╔══

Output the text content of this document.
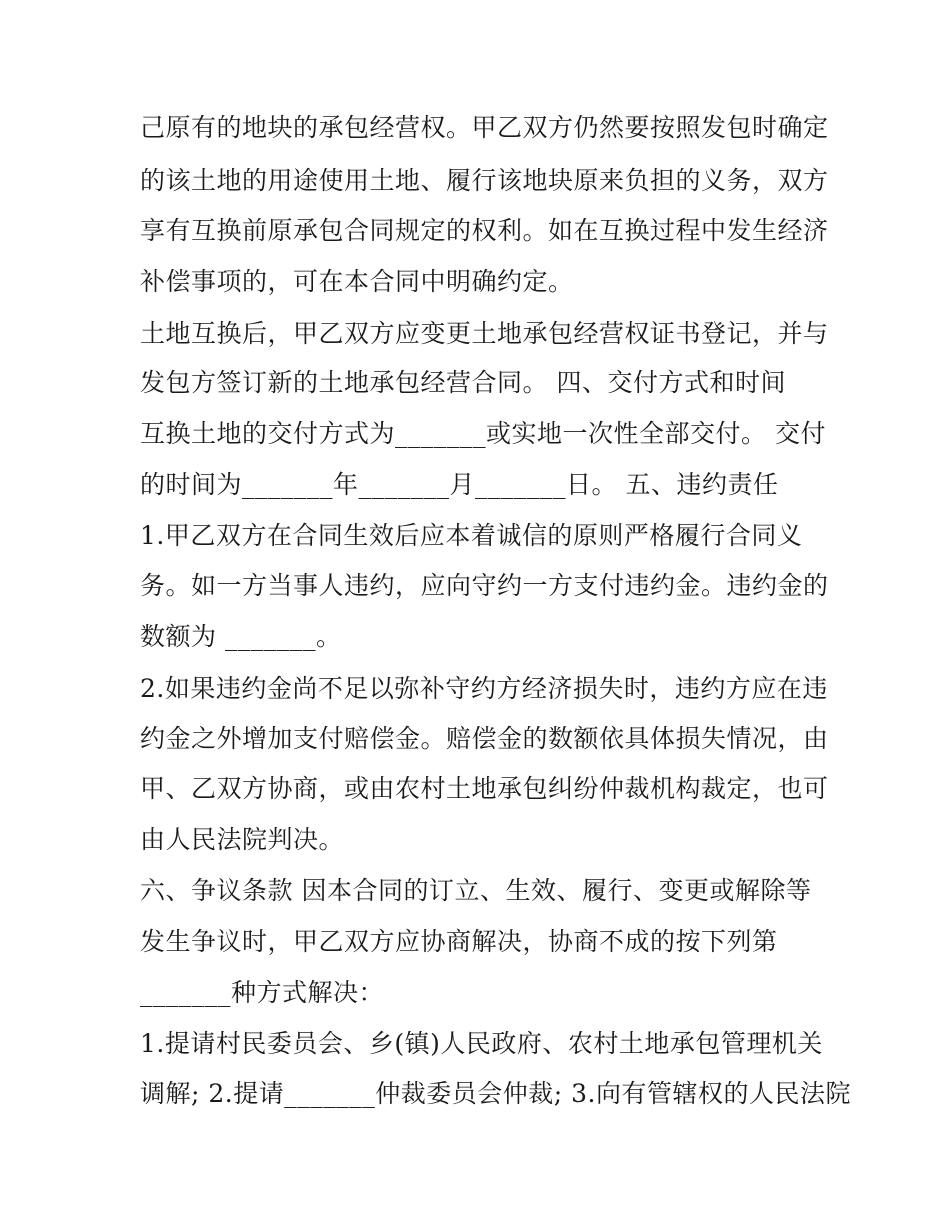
己原有的地块的承包经营权。甲乙双方仍然要按照发包时确定
的该土地的用途使用土地、履行该地块原来负担的义务，双方
享有互换前原承包合同规定的权利。如在互换过程中发生经济
补偿事项的，可在本合同中明确约定。
土地互换后，甲乙双方应变更土地承包经营权证书登记，并与
发包方签订新的土地承包经营合同。 四、交付方式和时间
互换土地的交付方式为_______或实地一次性全部交付。 交付
的时间为_______年_______月_______日。 五、违约责任
1.甲乙双方在合同生效后应本着诚信的原则严格履行合同义
务。如一方当事人违约，应向守约一方支付违约金。违约金的
数额为 _______。
2.如果违约金尚不足以弥补守约方经济损失时，违约方应在违
约金之外增加支付赔偿金。赔偿金的数额依具体损失情况，由
甲、乙双方协商，或由农村土地承包纠纷仲裁机构裁定，也可
由人民法院判决。
六、争议条款 因本合同的订立、生效、履行、变更或解除等
发生争议时，甲乙双方应协商解决，协商不成的按下列第
_______种方式解决：
1.提请村民委员会、乡(镇)人民政府、农村土地承包管理机关
调解; 2.提请_______仲裁委员会仲裁; 3.向有管辖权的人民法院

╚══

Your objective — All of the material above should be reproduced exactly, except the pictures.

Exercise output —
Output the text content of this document.
己原有的地块的承包经营权。甲乙双方仍然要按照发包时确定
的该土地的用途使用土地、履行该地块原来负担的义务，双方
享有互换前原承包合同规定的权利。如在互换过程中发生经济
补偿事项的，可在本合同中明确约定。
土地互换后，甲乙双方应变更土地承包经营权证书登记，并与
发包方签订新的土地承包经营合同。 四、交付方式和时间
互换土地的交付方式为_______或实地一次性全部交付。 交付
的时间为_______年_______月_______日。 五、违约责任
1.甲乙双方在合同生效后应本着诚信的原则严格履行合同义
务。如一方当事人违约，应向守约一方支付违约金。违约金的
数额为 _______。
2.如果违约金尚不足以弥补守约方经济损失时，违约方应在违
约金之外增加支付赔偿金。赔偿金的数额依具体损失情况，由
甲、乙双方协商，或由农村土地承包纠纷仲裁机构裁定，也可
由人民法院判决。
六、争议条款 因本合同的订立、生效、履行、变更或解除等
发生争议时，甲乙双方应协商解决，协商不成的按下列第
_______种方式解决：
1.提请村民委员会、乡(镇)人民政府、农村土地承包管理机关
调解; 2.提请_______仲裁委员会仲裁; 3.向有管辖权的人民法院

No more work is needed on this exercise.